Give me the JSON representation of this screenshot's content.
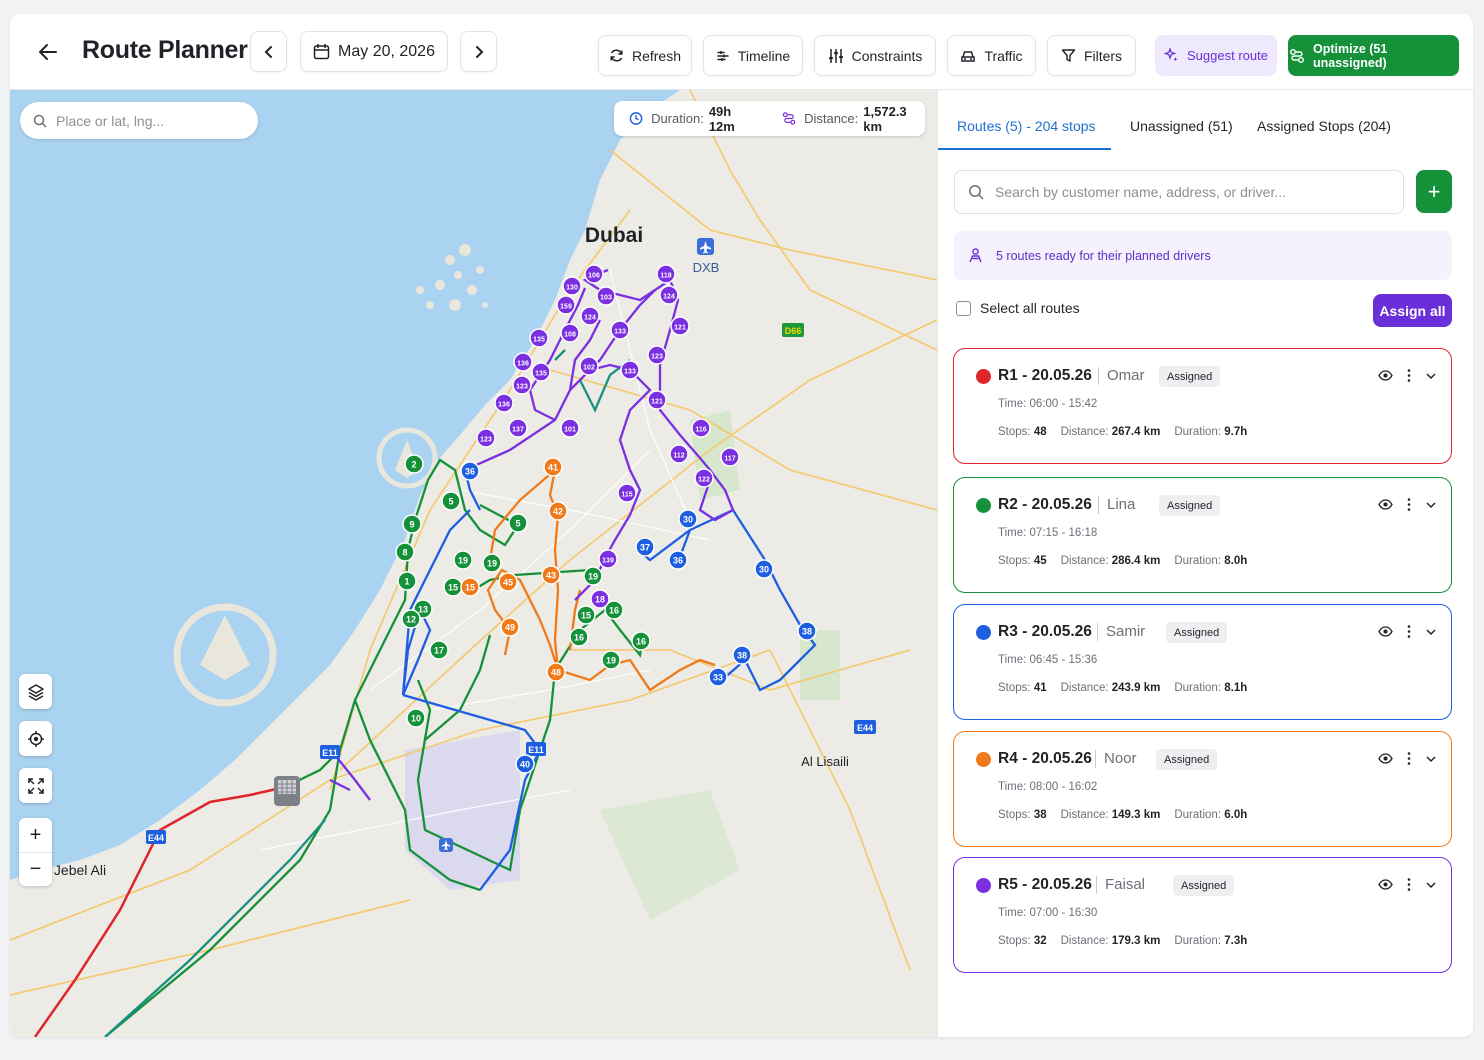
{
  "header": {
    "title": "Route Planner",
    "date": "May 20, 2026",
    "buttons": {
      "refresh": "Refresh",
      "timeline": "Timeline",
      "constraints": "Constraints",
      "traffic": "Traffic",
      "filters": "Filters",
      "suggest": "Suggest route",
      "optimize": "Optimize (51 unassigned)"
    }
  },
  "map": {
    "search_placeholder": "Place or lat, lng...",
    "duration_label": "Duration:",
    "duration_value": "49h 12m",
    "distance_label": "Distance:",
    "distance_value": "1,572.3 km",
    "labels": {
      "city": "Dubai",
      "airport": "DXB",
      "area_east": "Al Lisaili",
      "area_west": "Jebel Ali",
      "road_d66": "D66",
      "road_e44": "E44",
      "road_e11": "E11",
      "road_e11b": "E11",
      "road_e44b": "E44"
    },
    "markers": {
      "r1": [],
      "r2": [
        "2",
        "9",
        "8",
        "1",
        "13",
        "12",
        "17",
        "10",
        "5",
        "5",
        "19",
        "19",
        "15",
        "19",
        "15",
        "16",
        "16",
        "19",
        "16"
      ],
      "r3": [
        "36",
        "30",
        "37",
        "36",
        "30",
        "38",
        "38",
        "33",
        "40"
      ],
      "r4": [
        "41",
        "42",
        "45",
        "15",
        "43",
        "49",
        "48"
      ],
      "r5": [
        "106",
        "118",
        "130",
        "103",
        "124",
        "159",
        "124",
        "121",
        "133",
        "135",
        "108",
        "123",
        "102",
        "136",
        "135",
        "123",
        "133",
        "121",
        "136",
        "137",
        "101",
        "116",
        "123",
        "112",
        "117",
        "122",
        "115",
        "139",
        "18"
      ]
    },
    "controls": {
      "zoom_in": "+",
      "zoom_out": "−"
    }
  },
  "panel": {
    "tabs": [
      "Routes (5) - 204 stops",
      "Unassigned (51)",
      "Assigned Stops (204)"
    ],
    "search_placeholder": "Search by customer name, address, or driver...",
    "add_label": "+",
    "ready_banner": "5 routes ready for their planned drivers",
    "select_all": "Select all routes",
    "assign_all": "Assign all",
    "labels": {
      "time": "Time:",
      "stops": "Stops:",
      "distance": "Distance:",
      "duration": "Duration:"
    },
    "routes": [
      {
        "name": "R1 - 20.05.26",
        "driver": "Omar",
        "status": "Assigned",
        "time": "06:00 - 15:42",
        "stops": "48",
        "distance": "267.4 km",
        "duration": "9.7h",
        "color": "#e0242b"
      },
      {
        "name": "R2 - 20.05.26",
        "driver": "Lina",
        "status": "Assigned",
        "time": "07:15 - 16:18",
        "stops": "45",
        "distance": "286.4 km",
        "duration": "8.0h",
        "color": "#15913a"
      },
      {
        "name": "R3 - 20.05.26",
        "driver": "Samir",
        "status": "Assigned",
        "time": "06:45 - 15:36",
        "stops": "41",
        "distance": "243.9 km",
        "duration": "8.1h",
        "color": "#1d5fe0"
      },
      {
        "name": "R4 - 20.05.26",
        "driver": "Noor",
        "status": "Assigned",
        "time": "08:00 - 16:02",
        "stops": "38",
        "distance": "149.3 km",
        "duration": "6.0h",
        "color": "#f07a1a"
      },
      {
        "name": "R5 - 20.05.26",
        "driver": "Faisal",
        "status": "Assigned",
        "time": "07:00 - 16:30",
        "stops": "32",
        "distance": "179.3 km",
        "duration": "7.3h",
        "color": "#7a2fe0"
      }
    ]
  },
  "colors": {
    "primary_green": "#15913a",
    "accent_purple": "#6a2fd8",
    "active_tab_blue": "#1f6fd1",
    "water": "#aad3f2"
  }
}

§ **Objective**:
Make an exact copy of all the material, but keep the pictures out of it.

§ **The reply**:
Give me the JSON representation of this screenshot's content.
{
  "header": {
    "title": "Route Planner",
    "date": "May 20, 2026",
    "buttons": {
      "refresh": "Refresh",
      "timeline": "Timeline",
      "constraints": "Constraints",
      "traffic": "Traffic",
      "filters": "Filters",
      "suggest": "Suggest route",
      "optimize": "Optimize (51 unassigned)"
    }
  },
  "map": {
    "search_placeholder": "Place or lat, lng...",
    "duration_label": "Duration:",
    "duration_value": "49h 12m",
    "distance_label": "Distance:",
    "distance_value": "1,572.3 km",
    "labels": {
      "city": "Dubai",
      "airport": "DXB",
      "area_east": "Al Lisaili",
      "area_west": "Jebel Ali",
      "road_d66": "D66",
      "road_e44": "E44",
      "road_e11": "E11",
      "road_e11b": "E11",
      "road_e44b": "E44"
    },
    "markers": {
      "r1": [],
      "r2": [
        "2",
        "9",
        "8",
        "1",
        "13",
        "12",
        "17",
        "10",
        "5",
        "5",
        "19",
        "19",
        "15",
        "19",
        "15",
        "16",
        "16",
        "19",
        "16"
      ],
      "r3": [
        "36",
        "30",
        "37",
        "36",
        "30",
        "38",
        "38",
        "33",
        "40"
      ],
      "r4": [
        "41",
        "42",
        "45",
        "15",
        "43",
        "49",
        "48"
      ],
      "r5": [
        "106",
        "118",
        "130",
        "103",
        "124",
        "159",
        "124",
        "121",
        "133",
        "135",
        "108",
        "123",
        "102",
        "136",
        "135",
        "123",
        "133",
        "121",
        "136",
        "137",
        "101",
        "116",
        "123",
        "112",
        "117",
        "122",
        "115",
        "139",
        "18"
      ]
    },
    "controls": {
      "zoom_in": "+",
      "zoom_out": "−"
    }
  },
  "panel": {
    "tabs": [
      "Routes (5) - 204 stops",
      "Unassigned (51)",
      "Assigned Stops (204)"
    ],
    "search_placeholder": "Search by customer name, address, or driver...",
    "add_label": "+",
    "ready_banner": "5 routes ready for their planned drivers",
    "select_all": "Select all routes",
    "assign_all": "Assign all",
    "labels": {
      "time": "Time:",
      "stops": "Stops:",
      "distance": "Distance:",
      "duration": "Duration:"
    },
    "routes": [
      {
        "name": "R1 - 20.05.26",
        "driver": "Omar",
        "status": "Assigned",
        "time": "06:00 - 15:42",
        "stops": "48",
        "distance": "267.4 km",
        "duration": "9.7h",
        "color": "#e0242b"
      },
      {
        "name": "R2 - 20.05.26",
        "driver": "Lina",
        "status": "Assigned",
        "time": "07:15 - 16:18",
        "stops": "45",
        "distance": "286.4 km",
        "duration": "8.0h",
        "color": "#15913a"
      },
      {
        "name": "R3 - 20.05.26",
        "driver": "Samir",
        "status": "Assigned",
        "time": "06:45 - 15:36",
        "stops": "41",
        "distance": "243.9 km",
        "duration": "8.1h",
        "color": "#1d5fe0"
      },
      {
        "name": "R4 - 20.05.26",
        "driver": "Noor",
        "status": "Assigned",
        "time": "08:00 - 16:02",
        "stops": "38",
        "distance": "149.3 km",
        "duration": "6.0h",
        "color": "#f07a1a"
      },
      {
        "name": "R5 - 20.05.26",
        "driver": "Faisal",
        "status": "Assigned",
        "time": "07:00 - 16:30",
        "stops": "32",
        "distance": "179.3 km",
        "duration": "7.3h",
        "color": "#7a2fe0"
      }
    ]
  },
  "colors": {
    "primary_green": "#15913a",
    "accent_purple": "#6a2fd8",
    "active_tab_blue": "#1f6fd1",
    "water": "#aad3f2"
  }
}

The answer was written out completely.